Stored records
* START *

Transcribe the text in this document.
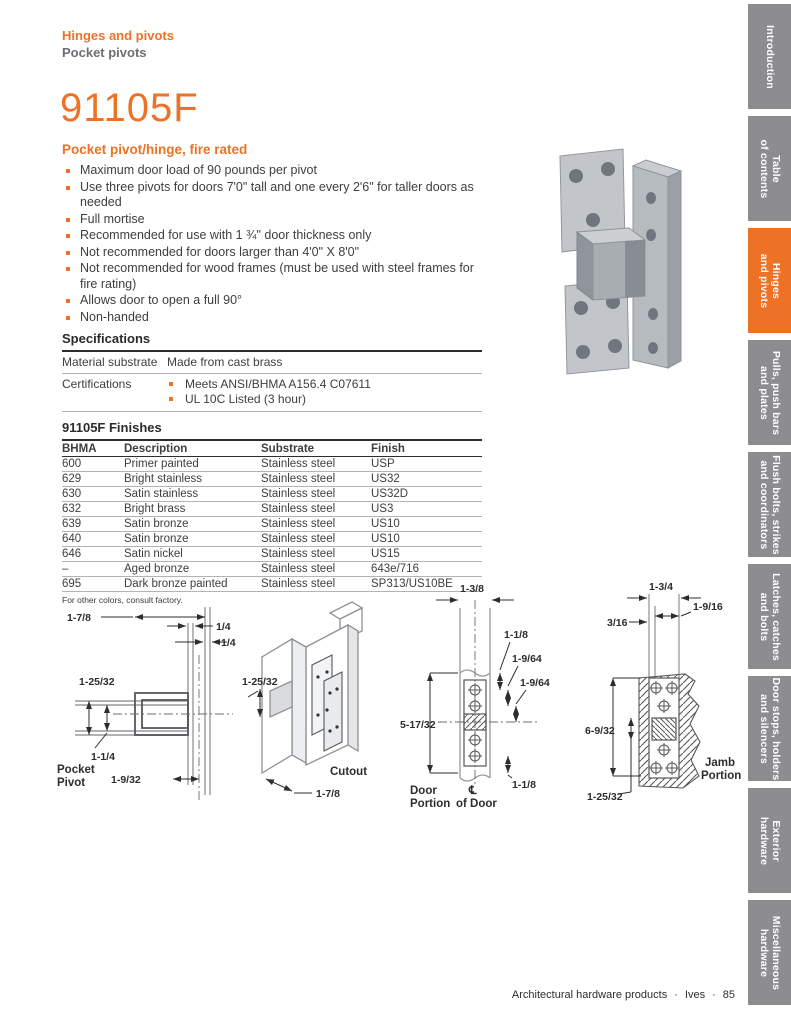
Hinges and pivots
Pocket pivots
91105F
Pocket pivot/hinge, fire rated
Maximum door load of 90 pounds per pivot
Use three pivots for doors 7'0" tall and one every 2'6" for taller doors as needed
Full mortise
Recommended for use with 1 ¾" door thickness only
Not recommended for doors larger than 4'0" X 8'0"
Not recommended for wood frames (must be used with steel frames for fire rating)
Allows door to open a full 90°
Non-handed
Specifications
Material substrate Made from cast brass
Certifications	Meets ANSI/BHMA A156.4 C07611
UL 10C Listed (3 hour)
91105F Finishes
BHMA	Description	Substrate	Finish
600	Primer painted	Stainless steel	USP
629	Bright stainless	Stainless steel	US32
630	Satin stainless	Stainless steel	US32D
632	Bright brass	Stainless steel	US3
639	Satin bronze	Stainless steel	US10
640	Satin bronze	Stainless steel	US10
646	Satin nickel	Stainless steel	US15
–	Aged bronze	Stainless steel	643e/716
695	Dark bronze painted	Stainless steel	SP313/US10BE
For other colors, consult factory.
1-7/8
1/4
1/4
1-25/32
1-1/4
1-9/32
Pocket
Pivot
1-25/32
Cutout
1-7/8
1-3/8
1-1/8
1-9/64
1-9/64
5-17/32
1-1/8
Door
Portion
℄
of Door
1-3/4
1-9/16
3/16
6-9/32
1-25/32
Jamb
Portion
Architectural hardware products · Ives · 85
Introduction
Table
of contents
Hinges
and pivots
Pulls, push bars
and plates
Flush bolts, strikes
and coordinators
Latches, catches
and bolts
Door stops, holders
and silencers
Exterior
hardware
Miscellaneous
hardware
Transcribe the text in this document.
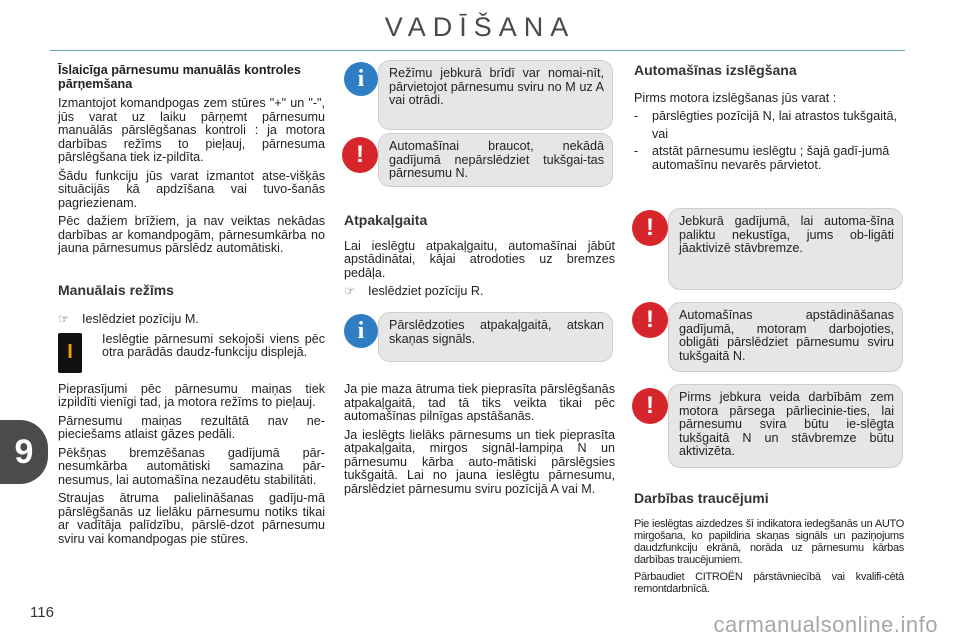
VADĪŠANA
9
116	carmanualsonline.info
Īslaicīga pārnesumu manuālās kontroles pārņemšana

Izmantojot komandpogas zem stūres "+" un "-", jūs varat uz laiku pārņemt pārnesumu manuālās pārslēgšanas kontroli : ja motora darbības režīms to pieļauj, pārnesuma pārslēgšana tiek iz-pildīta.

Šādu funkciju jūs varat izmantot atse-višķās situācijās kā apdzīšana vai tuvo-šanās pagriezienam.

Pēc dažiem brīžiem, ja nav veiktas nekādas darbības ar komandpogām, pārnesumkārba no jauna pārnesumus pārslēdz automātiski.

Manuālais režīms
☞	Ieslēdziet pozīciju M.
I

Ieslēgtie pārnesumi sekojoši viens pēc otra parādās daudz-funkciju displejā.

Pieprasījumi pēc pārnesumu maiņas tiek izpildīti vienīgi tad, ja motora režīms to pieļauj.

Pārnesumu maiņas rezultātā nav ne-pieciešams atlaist gāzes pedāli.

Pēkšņas bremzēšanas gadījumā pār-nesumkārba automātiski samazina pār-nesumus, lai automašīna nezaudētu stabilitāti.

Straujas ātruma palielināšanas gadīju-mā pārslēgšanās uz lielāku pārnesumu notiks tikai ar vadītāja palīdzību, pārslē-dzot pārnesumu sviru vai komandpogas pie stūres.

i	Režīmu jebkurā brīdī var nomai-nīt, pārvietojot pārnesumu sviru no M uz A vai otrādi.
!	Automašīnai braucot, nekādā gadījumā nepārslēdziet tukšgai-tas pārnesumu N.
Atpakaļgaita

Lai ieslēgtu atpakaļgaitu, automašīnai jābūt apstādinātai, kājai atrodoties uz bremzes pedāļa.

☞	Ieslēdziet pozīciju R.
i	Pārslēdzoties atpakaļgaitā, atskan skaņas signāls.

Ja pie maza ātruma tiek pieprasīta pārslēgšanās atpakaļgaitā, tad tā tiks veikta tikai pēc automašīnas pilnīgas apstāšanās.

Ja ieslēgts lielāks pārnesums un tiek pieprasīta atpakaļgaita, mirgos signāl-lampiņa N un pārnesumu kārba auto-mātiski pārslēgsies tukšgaitā. Lai no jauna ieslēgtu pārnesumu, pārslēdziet pārnesumu sviru pozīcijā A vai M.

Automašīnas izslēgšana

Pirms motora izslēgšanas jūs varat :

-	pārslēgties pozīcijā N, lai atrastos tukšgaitā,
vai
-	atstāt pārnesumu ieslēgtu ; šajā gadī-jumā automašīnu nevarēs pārvietot.
!	Jebkurā gadījumā, lai automa-šīna paliktu nekustīga, jums ob-ligāti jāaktivizē stāvbremze.
!	Automašīnas apstādināšanas gadījumā, motoram darbojoties, obligāti pārslēdziet pārnesumu sviru tukšgaitā N.
!	Pirms jebkura veida darbībām zem motora pārsega pārliecinie-ties, lai pārnesumu svira būtu ie-slēgta tukšgaitā N un stāvbremze būtu aktivizēta.
Darbības traucējumi

Pie ieslēgtas aizdedzes šī indikatora iedegšanās un AUTO mirgošana, ko papildina skaņas signāls un paziņojums daudzfunkciju ekrānā, norāda uz pārnesumu kārbas darbības traucējumiem.

Pārbaudiet CITROËN pārstāvniecībā vai kvalifi-cētā remontdarbnīcā.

* END *

* **GIVEN INSTRUCTION**
In the listing above, count each line that holds the string "pivots". Give the number only.

* **SOLVED EXERCISE**
4